::: PROVIDED RECORDS :::
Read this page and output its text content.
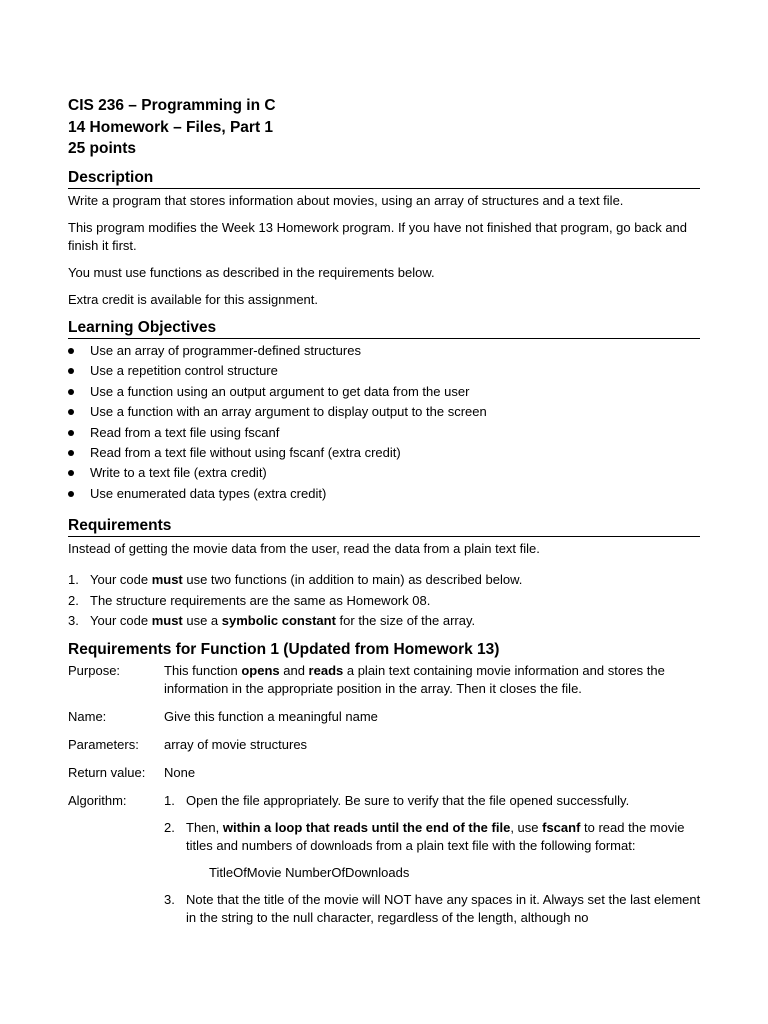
CIS 236 – Programming in C
14 Homework – Files, Part 1
25 points
Description
Write a program that stores information about movies, using an array of structures and a text file.
This program modifies the Week 13 Homework program. If you have not finished that program, go back and finish it first.
You must use functions as described in the requirements below.
Extra credit is available for this assignment.
Learning Objectives
Use an array of programmer-defined structures
Use a repetition control structure
Use a function using an output argument to get data from the user
Use a function with an array argument to display output to the screen
Read from a text file using fscanf
Read from a text file without using fscanf (extra credit)
Write to a text file (extra credit)
Use enumerated data types (extra credit)
Requirements
Instead of getting the movie data from the user, read the data from a plain text file.
1. Your code must use two functions (in addition to main) as described below.
2. The structure requirements are the same as Homework 08.
3. Your code must use a symbolic constant for the size of the array.
Requirements for Function 1 (Updated from Homework 13)
Purpose:	This function opens and reads a plain text containing movie information and stores the information in the appropriate position in the array. Then it closes the file.
Name:	Give this function a meaningful name
Parameters:	array of movie structures
Return value:	None
Algorithm:	1. Open the file appropriately. Be sure to verify that the file opened successfully.
2. Then, within a loop that reads until the end of the file, use fscanf to read the movie titles and numbers of downloads from a plain text file with the following format:
TitleOfMovie NumberOfDownloads
3. Note that the title of the movie will NOT have any spaces in it. Always set the last element in the string to the null character, regardless of the length, although no
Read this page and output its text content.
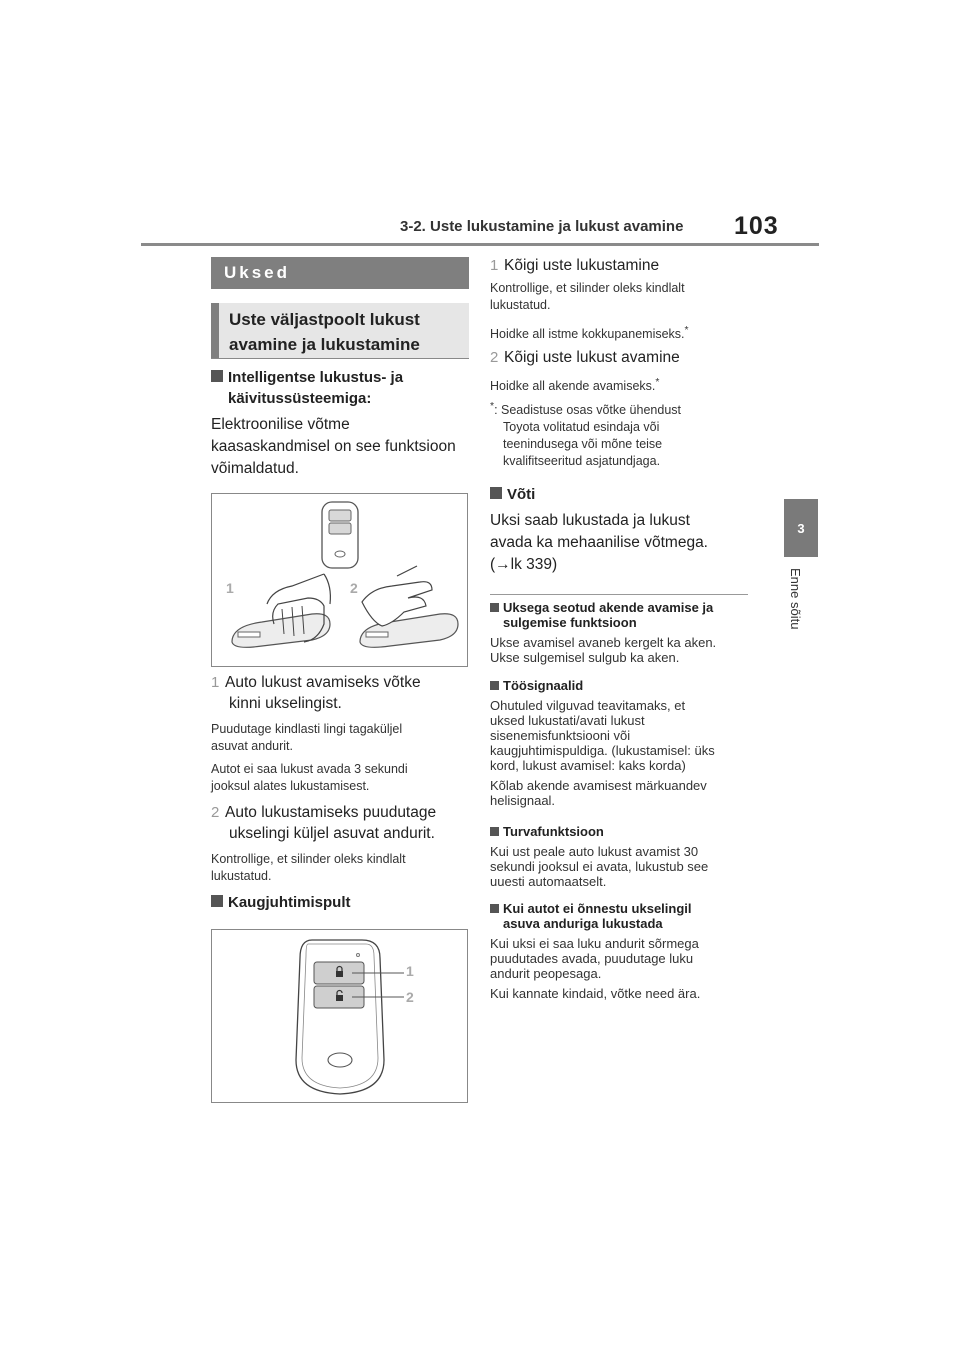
3-2. Uste lukustamine ja lukust avamine 103
3
Enne sõitu
Uksed
Uste väljastpoolt lukust
avamine ja lukustamine
Intelligentse lukustus- ja
käivitussüsteemiga:
Elektroonilise võtme
kaasaskandmisel on see funktsioon
võimaldatud.
1	2
1 Auto lukust avamiseks võtke
kinni ukselingist.
Puudutage kindlasti lingi tagaküljel
asuvat andurit.
Autot ei saa lukust avada 3 sekundi
jooksul alates lukustamisest.
2 Auto lukustamiseks puudutage
ukselingi küljel asuvat andurit.
Kontrollige, et silinder oleks kindlalt
lukustatud.
Kaugjuhtimispult
1
2
1 Kõigi uste lukustamine
Kontrollige, et silinder oleks kindlalt
lukustatud.
Hoidke all istme kokkupanemiseks.*
2 Kõigi uste lukust avamine
Hoidke all akende avamiseks.*
*: Seadistuse osas võtke ühendust
Toyota volitatud esindaja või
teenindusega või mõne teise
kvalifitseeritud asjatundjaga.
Võti
Uksi saab lukustada ja lukust
avada ka mehaanilise võtmega.
(→lk 339)
Uksega seotud akende avamise ja
sulgemise funktsioon
Ukse avamisel avaneb kergelt ka aken.
Ukse sulgemisel sulgub ka aken.
Töösignaalid
Ohutuled vilguvad teavitamaks, et
uksed lukustati/avati lukust
sisenemisfunktsiooni või
kaugjuhtimispuldiga. (lukustamisel: üks
kord, lukust avamisel: kaks korda)
Kõlab akende avamisest märkuandev
helisignaal.
Turvafunktsioon
Kui ust peale auto lukust avamist 30
sekundi jooksul ei avata, lukustub see
uuesti automaatselt.
Kui autot ei õnnestu ukselingil
asuva anduriga lukustada
Kui uksi ei saa luku andurit sõrmega
puudutades avada, puudutage luku
andurit peopesaga.
Kui kannate kindaid, võtke need ära.
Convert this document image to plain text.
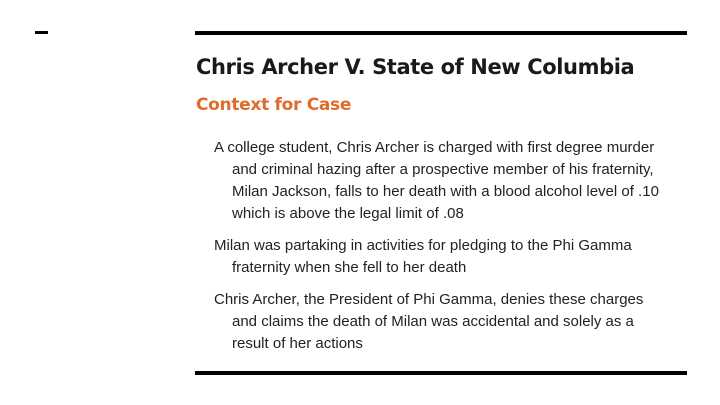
Chris Archer V. State of New Columbia
Context for Case
A college student, Chris Archer is charged with first degree murder and criminal hazing after a prospective member of his fraternity, Milan Jackson, falls to her death with a blood alcohol level of .10 which is above the legal limit of .08
Milan was partaking in activities for pledging to the Phi Gamma fraternity when she fell to her death
Chris Archer, the President of Phi Gamma, denies these charges and claims the death of Milan was accidental and solely as a result of her actions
:::
EXERCISE OBJECTIVE
Pictures stay out; reproduce every line of the records exactly.

FULL RESPONSE
Read this page and output its text content.
CIS 236 – Programming in C
14 Homework – Files, Part 1
25 points
Description
Write a program that stores information about movies, using an array of structures and a text file.
This program modifies the Week 13 Homework program. If you have not finished that program, go back and finish it first.
You must use functions as described in the requirements below.
Extra credit is available for this assignment.
Learning Objectives
Use an array of programmer-defined structures
Use a repetition control structure
Use a function using an output argument to get data from the user
Use a function with an array argument to display output to the screen
Read from a text file using fscanf
Read from a text file without using fscanf (extra credit)
Write to a text file (extra credit)
Use enumerated data types (extra credit)
Requirements
Instead of getting the movie data from the user, read the data from a plain text file.
1. Your code must use two functions (in addition to main) as described below.
2. The structure requirements are the same as Homework 08.
3. Your code must use a symbolic constant for the size of the array.
Requirements for Function 1 (Updated from Homework 13)
Purpose:	This function opens and reads a plain text containing movie information and stores the information in the appropriate position in the array. Then it closes the file.
Name:	Give this function a meaningful name
Parameters:	array of movie structures
Return value:	None
Algorithm:	1. Open the file appropriately. Be sure to verify that the file opened successfully.
2. Then, within a loop that reads until the end of the file, use fscanf to read the movie titles and numbers of downloads from a plain text file with the following format:
TitleOfMovie NumberOfDownloads
3. Note that the title of the movie will NOT have any spaces in it. Always set the last element in the string to the null character, regardless of the length, although no
Read this page and output its text content.
3-2. Uste lukustamine ja lukust avamine 103
3
Enne sõitu
Uksed
Uste väljastpoolt lukust
avamine ja lukustamine
Intelligentse lukustus- ja
käivitussüsteemiga:
Elektroonilise võtme
kaasaskandmisel on see funktsioon
võimaldatud.
1	2
1 Auto lukust avamiseks võtke
kinni ukselingist.
Puudutage kindlasti lingi tagaküljel
asuvat andurit.
Autot ei saa lukust avada 3 sekundi
jooksul alates lukustamisest.
2 Auto lukustamiseks puudutage
ukselingi küljel asuvat andurit.
Kontrollige, et silinder oleks kindlalt
lukustatud.
Kaugjuhtimispult
1
2
1 Kõigi uste lukustamine
Kontrollige, et silinder oleks kindlalt
lukustatud.
Hoidke all istme kokkupanemiseks.*
2 Kõigi uste lukust avamine
Hoidke all akende avamiseks.*
*: Seadistuse osas võtke ühendust
Toyota volitatud esindaja või
teenindusega või mõne teise
kvalifitseeritud asjatundjaga.
Võti
Uksi saab lukustada ja lukust
avada ka mehaanilise võtmega.
(→lk 339)
Uksega seotud akende avamise ja
sulgemise funktsioon
Ukse avamisel avaneb kergelt ka aken.
Ukse sulgemisel sulgub ka aken.
Töösignaalid
Ohutuled vilguvad teavitamaks, et
uksed lukustati/avati lukust
sisenemisfunktsiooni või
kaugjuhtimispuldiga. (lukustamisel: üks
kord, lukust avamisel: kaks korda)
Kõlab akende avamisest märkuandev
helisignaal.
Turvafunktsioon
Kui ust peale auto lukust avamist 30
sekundi jooksul ei avata, lukustub see
uuesti automaatselt.
Kui autot ei õnnestu ukselingil
asuva anduriga lukustada
Kui uksi ei saa luku andurit sõrmega
puudutades avada, puudutage luku
andurit peopesaga.
Kui kannate kindaid, võtke need ära.
Convert this document image to plain text.
Chris Archer V. State of New Columbia
Context for Case
A college student, Chris Archer is charged with first degree murder and criminal hazing after a prospective member of his fraternity, Milan Jackson, falls to her death with a blood alcohol level of .10 which is above the legal limit of .08
Milan was partaking in activities for pledging to the Phi Gamma fraternity when she fell to her death
Chris Archer, the President of Phi Gamma, denies these charges and claims the death of Milan was accidental and solely as a result of her actions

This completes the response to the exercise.